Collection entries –
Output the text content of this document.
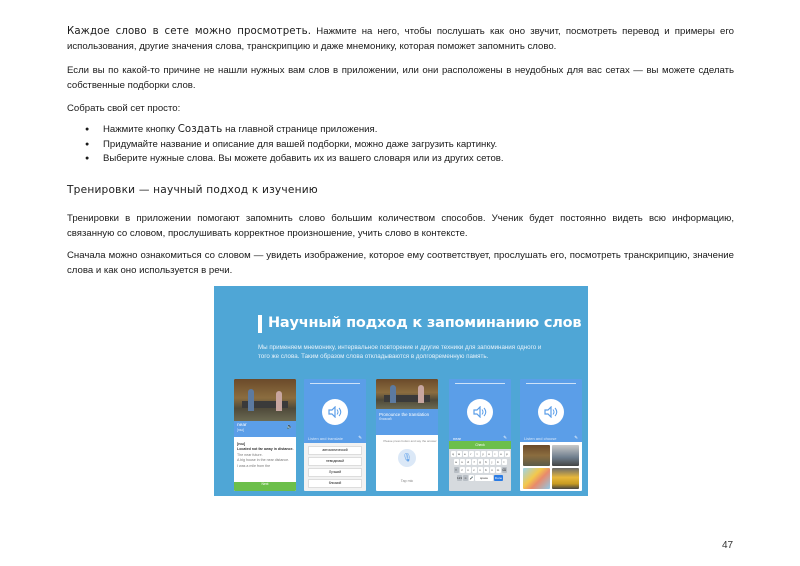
Каждое слово в сете можно просмотреть. Нажмите на него, чтобы послушать как оно звучит, посмотреть перевод и примеры его использования, другие значения слова, транскрипцию и даже мнемонику, которая поможет запомнить слово.

Если вы по какой-то причине не нашли нужных вам слов в приложении, или они расположены в неудобных для вас сетах — вы можете сделать собственные подборки слов.

Собрать свой сет просто:

● Нажмите кнопку Создать на главной странице приложения.
● Придумайте название и описание для вашей подборки, можно даже загрузить картинку.
● Выберите нужные слова. Вы можете добавить их из вашего словаря или из других сетов.
Тренировки — научный подход к изучению

Тренировки в приложении помогают запомнить слово большим количеством способов. Ученик будет постоянно видеть всю информацию, связанную со словом, прослушивать корректное произношение, учить слово в контексте.

Сначала можно ознакомиться со словом — увидеть изображение, которое ему соответствует, прослушать его, посмотреть транскрипцию, значение слова и как оно используется в речи.

Научный подход к запоминанию слов
Мы применяем мнемонику, интервальное повторение и другие техники для запоминания одного и того же слова. Таким образом слова откладываются в долговременную память.
near
[nɪə]	🔈
[nɪə]
Located not far away in distance.
The near future.
A big house in the near distance.
I was a mile from the
Next
Listen and translate	✎
автоматический
невидимый
Лучший
близкий
Pronounce the translation
близкий
Please press button and say the answer
🎙
Tap mic
near	✎
Check
q	w	e	r	t	y	u	i	o	p
a	s	d	f	g	h	j	k	l
⇧	z	x	c	v	b	n	m ⌫
123 ☺ 🎤	space	Done
Listen and choose	✎
47
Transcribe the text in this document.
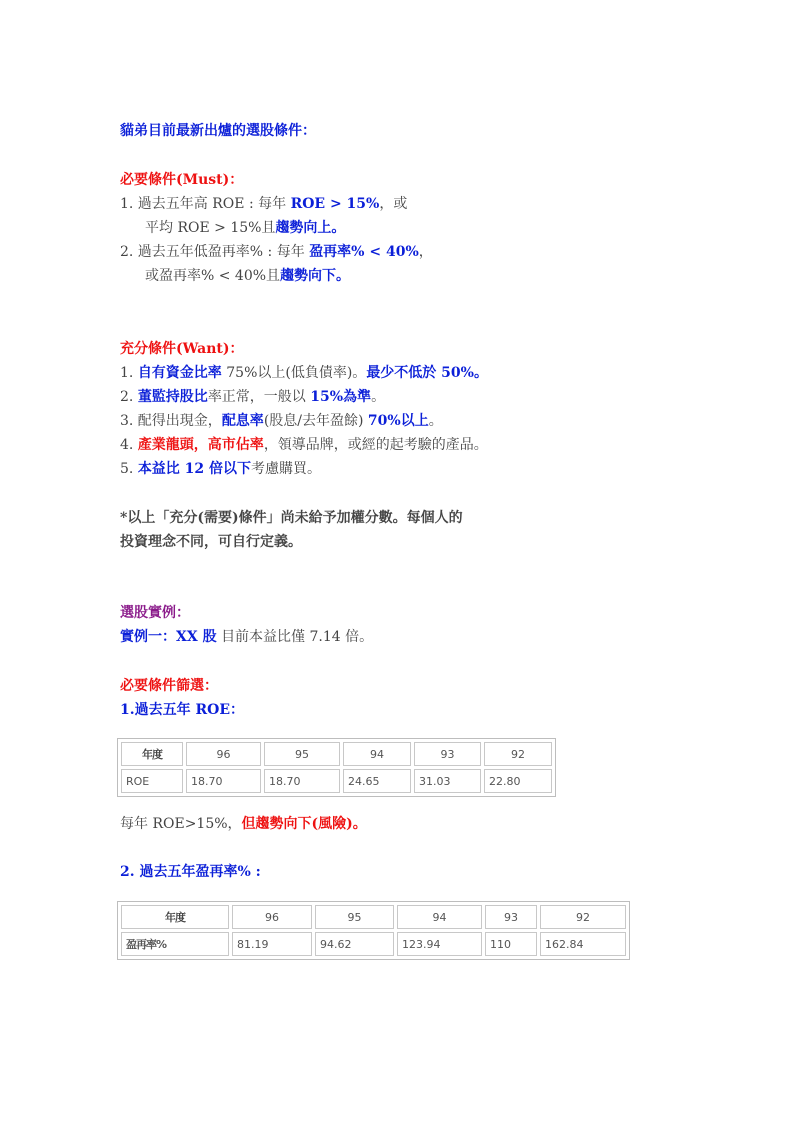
貓弟目前最新出爐的選股條件：
必要條件(Must)：
1. 過去五年高 ROE : 每年 ROE > 15%，或
平均 ROE > 15%且趨勢向上。
2. 過去五年低盈再率% : 每年 盈再率% < 40%，
或盈再率% < 40%且趨勢向下。
充分條件(Want)：
1. 自有資金比率 75%以上(低負債率)。最少不低於 50%。
2. 董監持股比率正常，一般以 15%為準。
3. 配得出現金，配息率(股息/去年盈餘) 70%以上。
4. 產業龍頭，高市佔率，領導品牌，或經的起考驗的產品。
5. 本益比 12 倍以下考慮購買。
*以上「充分(需要)條件」尚未給予加權分數。每個人的
投資理念不同，可自行定義。
選股實例：
實例一：XX 股 目前本益比僅 7.14 倍。
必要條件篩選：
1.過去五年 ROE：
年度	96	95	94	93	92
ROE	18.70	18.70	24.65	31.03	22.80
每年 ROE>15%，但趨勢向下(風險)。
2. 過去五年盈再率% :
年度	96	95	94	93	92
盈再率%	81.19	94.62	123.94	110	162.84
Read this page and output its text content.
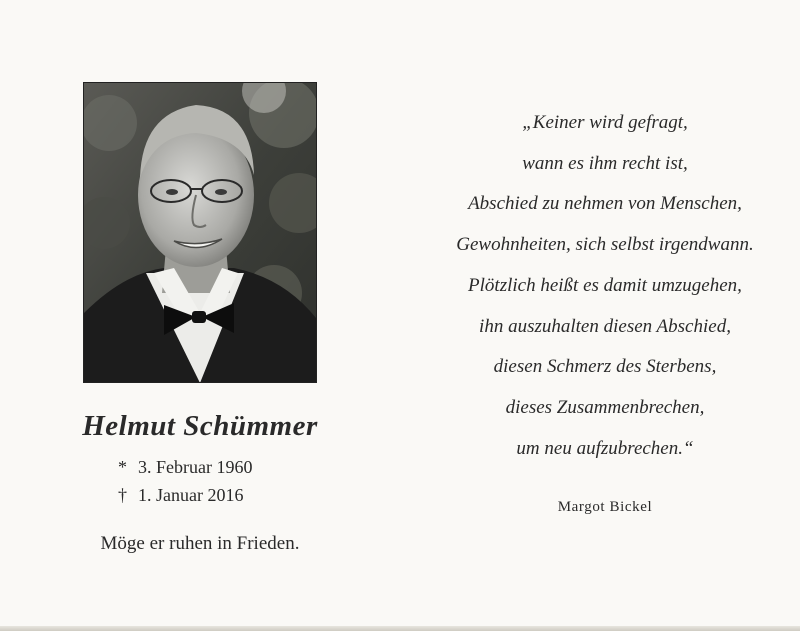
Helmut Schümmer
* 3. Februar 1960
† 1. Januar 2016
Möge er ruhen in Frieden.
„Keiner wird gefragt,
wann es ihm recht ist,
Abschied zu nehmen von Menschen,
Gewohnheiten, sich selbst irgendwann.
Plötzlich heißt es damit umzugehen,
ihn auszuhalten diesen Abschied,
diesen Schmerz des Sterbens,
dieses Zusammenbrechen,
um neu aufzubrechen.“
Margot Bickel
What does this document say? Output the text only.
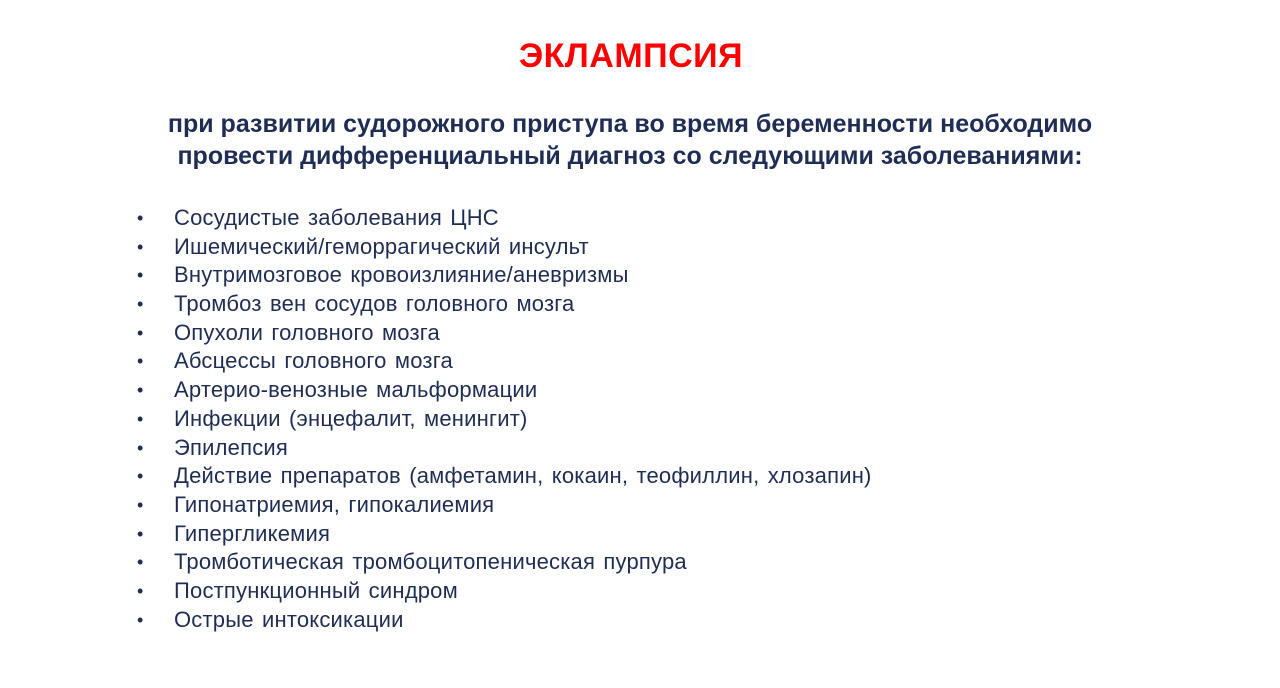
ЭКЛАМПСИЯ
при развитии судорожного приступа во время беременности необходимо провести дифференциальный диагноз со следующими заболеваниями:
•	Сосудистые заболевания ЦНС
•	Ишемический/геморрагический инсульт
•	Внутримозговое кровоизлияние/аневризмы
•	Тромбоз вен сосудов головного мозга
•	Опухоли головного мозга
•	Абсцессы головного мозга
•	Артерио-венозные мальформации
•	Инфекции (энцефалит, менингит)
•	Эпилепсия
•	Действие препаратов (амфетамин, кокаин, теофиллин, хлозапин)
•	Гипонатриемия, гипокалиемия
•	Гипергликемия
•	Тромботическая тромбоцитопеническая пурпура
•	Постпункционный синдром
•	Острые интоксикации
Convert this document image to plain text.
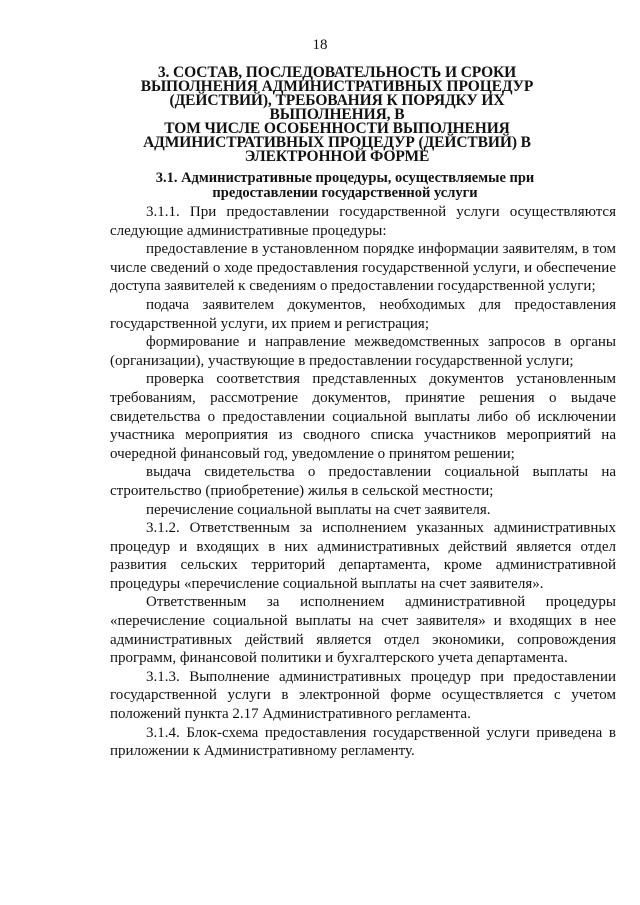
18
3. СОСТАВ, ПОСЛЕДОВАТЕЛЬНОСТЬ И СРОКИ
ВЫПОЛНЕНИЯ АДМИНИСТРАТИВНЫХ ПРОЦЕДУР
(ДЕЙСТВИЙ), ТРЕБОВАНИЯ К ПОРЯДКУ ИХ ВЫПОЛНЕНИЯ, В
ТОМ ЧИСЛЕ ОСОБЕННОСТИ ВЫПОЛНЕНИЯ
АДМИНИСТРАТИВНЫХ ПРОЦЕДУР (ДЕЙСТВИЙ) В
ЭЛЕКТРОННОЙ ФОРМЕ
3.1. Административные процедуры, осуществляемые при
предоставлении государственной услуги

3.1.1. При предоставлении государственной услуги осуществляются следующие административные процедуры:

предоставление в установленном порядке информации заявителям, в том числе сведений о ходе предоставления государственной услуги, и обеспечение доступа заявителей к сведениям о предоставлении государственной услуги;

подача заявителем документов, необходимых для предоставления государственной услуги, их прием и регистрация;

формирование и направление межведомственных запросов в органы (организации), участвующие в предоставлении государственной услуги;

проверка соответствия представленных документов установленным требованиям, рассмотрение документов, принятие решения о выдаче свидетельства о предоставлении социальной выплаты либо об исключении участника мероприятия из сводного списка участников мероприятий на очередной финансовый год, уведомление о принятом решении;

выдача свидетельства о предоставлении социальной выплаты на строительство (приобретение) жилья в сельской местности;

перечисление социальной выплаты на счет заявителя.

3.1.2. Ответственным за исполнением указанных административных процедур и входящих в них административных действий является отдел развития сельских территорий департамента, кроме административной процедуры «перечисление социальной выплаты на счет заявителя».

Ответственным за исполнением административной процедуры «перечисление социальной выплаты на счет заявителя» и входящих в нее административных действий является отдел экономики, сопровождения программ, финансовой политики и бухгалтерского учета департамента.

3.1.3. Выполнение административных процедур при предоставлении государственной услуги в электронной форме осуществляется с учетом положений пункта 2.17 Административного регламента.

3.1.4. Блок-схема предоставления государственной услуги приведена в приложении к Административному регламенту.
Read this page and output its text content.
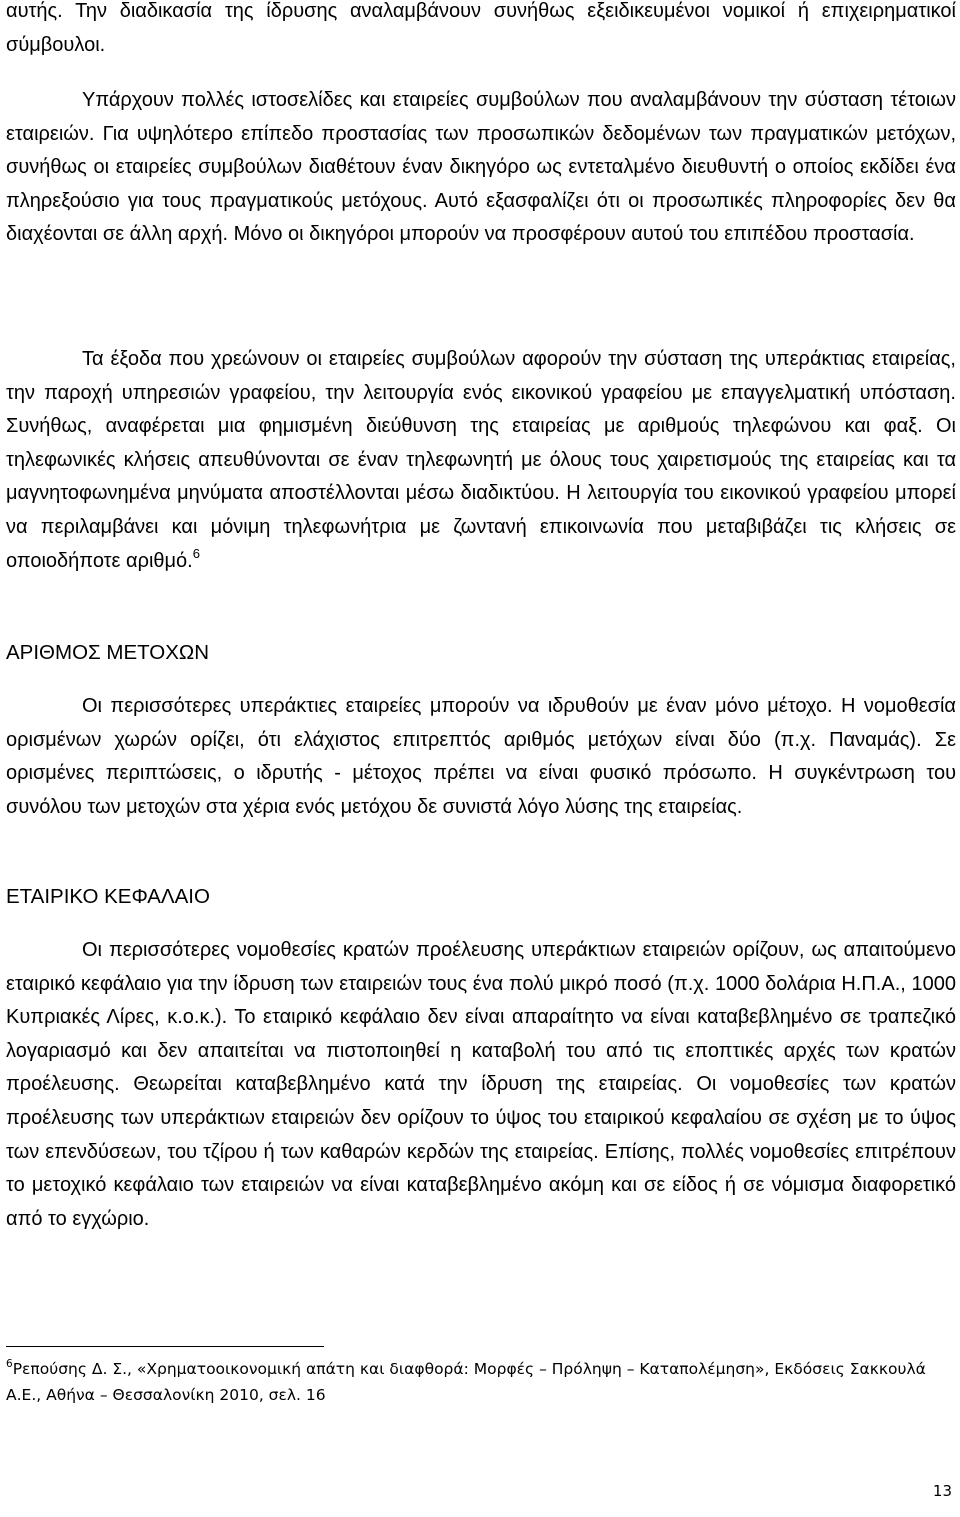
αυτής. Την διαδικασία της ίδρυσης αναλαμβάνουν συνήθως εξειδικευμένοι νομικοί ή επιχειρηματικοί σύμβουλοι.

Υπάρχουν πολλές ιστοσελίδες και εταιρείες συμβούλων που αναλαμβάνουν την σύσταση τέτοιων εταιρειών. Για υψηλότερο επίπεδο προστασίας των προσωπικών δεδομένων των πραγματικών μετόχων, συνήθως οι εταιρείες συμβούλων διαθέτουν έναν δικηγόρο ως εντεταλμένο διευθυντή ο οποίος εκδίδει ένα πληρεξούσιο για τους πραγματικούς μετόχους. Αυτό εξασφαλίζει ότι οι προσωπικές πληροφορίες δεν θα διαχέονται σε άλλη αρχή. Μόνο οι δικηγόροι μπορούν να προσφέρουν αυτού του επιπέδου προστασία.

Τα έξοδα που χρεώνουν οι εταιρείες συμβούλων αφορούν την σύσταση της υπεράκτιας εταιρείας, την παροχή υπηρεσιών γραφείου, την λειτουργία ενός εικονικού γραφείου με επαγγελματική υπόσταση. Συνήθως, αναφέρεται μια φημισμένη διεύθυνση της εταιρείας με αριθμούς τηλεφώνου και φαξ. Οι τηλεφωνικές κλήσεις απευθύνονται σε έναν τηλεφωνητή με όλους τους χαιρετισμούς της εταιρείας και τα μαγνητοφωνημένα μηνύματα αποστέλλονται μέσω διαδικτύου. Η λειτουργία του εικονικού γραφείου μπορεί να περιλαμβάνει και μόνιμη τηλεφωνήτρια με ζωντανή επικοινωνία που μεταβιβάζει τις κλήσεις σε οποιοδήποτε αριθμό.$^6$

ΑΡΙΘΜΟΣ ΜΕΤΟΧΩΝ

Οι περισσότερες υπεράκτιες εταιρείες μπορούν να ιδρυθούν με έναν μόνο μέτοχο. Η νομοθεσία ορισμένων χωρών ορίζει, ότι ελάχιστος επιτρεπτός αριθμός μετόχων είναι δύο (π.χ. Παναμάς). Σε ορισμένες περιπτώσεις, ο ιδρυτής - μέτοχος πρέπει να είναι φυσικό πρόσωπο. Η συγκέντρωση του συνόλου των μετοχών στα χέρια ενός μετόχου δε συνιστά λόγο λύσης της εταιρείας.

ΕΤΑΙΡΙΚΟ ΚΕΦΑΛΑΙΟ

Οι περισσότερες νομοθεσίες κρατών προέλευσης υπεράκτιων εταιρειών ορίζουν, ως απαιτούμενο εταιρικό κεφάλαιο για την ίδρυση των εταιρειών τους ένα πολύ μικρό ποσό (π.χ. 1000 δολάρια Η.Π.Α., 1000 Κυπριακές Λίρες, κ.ο.κ.). Το εταιρικό κεφάλαιο δεν είναι απαραίτητο να είναι καταβεβλημένο σε τραπεζικό λογαριασμό και δεν απαιτείται να πιστοποιηθεί η καταβολή του από τις εποπτικές αρχές των κρατών προέλευσης. Θεωρείται καταβεβλημένο κατά την ίδρυση της εταιρείας. Οι νομοθεσίες των κρατών προέλευσης των υπεράκτιων εταιρειών δεν ορίζουν το ύψος του εταιρικού κεφαλαίου σε σχέση με το ύψος των επενδύσεων, του τζίρου ή των καθαρών κερδών της εταιρείας. Επίσης, πολλές νομοθεσίες επιτρέπουν το μετοχικό κεφάλαιο των εταιρειών να είναι καταβεβλημένο ακόμη και σε είδος ή σε νόμισμα διαφορετικό από το εγχώριο.

$^6$Ρεπούσης Δ. Σ., «Χρηματοοικονομική απάτη και διαφθορά: Μορφές – Πρόληψη – Καταπολέμηση», Εκδόσεις Σακκουλά Α.Ε., Αθήνα – Θεσσαλονίκη 2010, σελ. 16

13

PROMPT – Looking at the material above, count the lines that hold "Тренировки" and give the total alone.

WRITTEN ANSWER – 2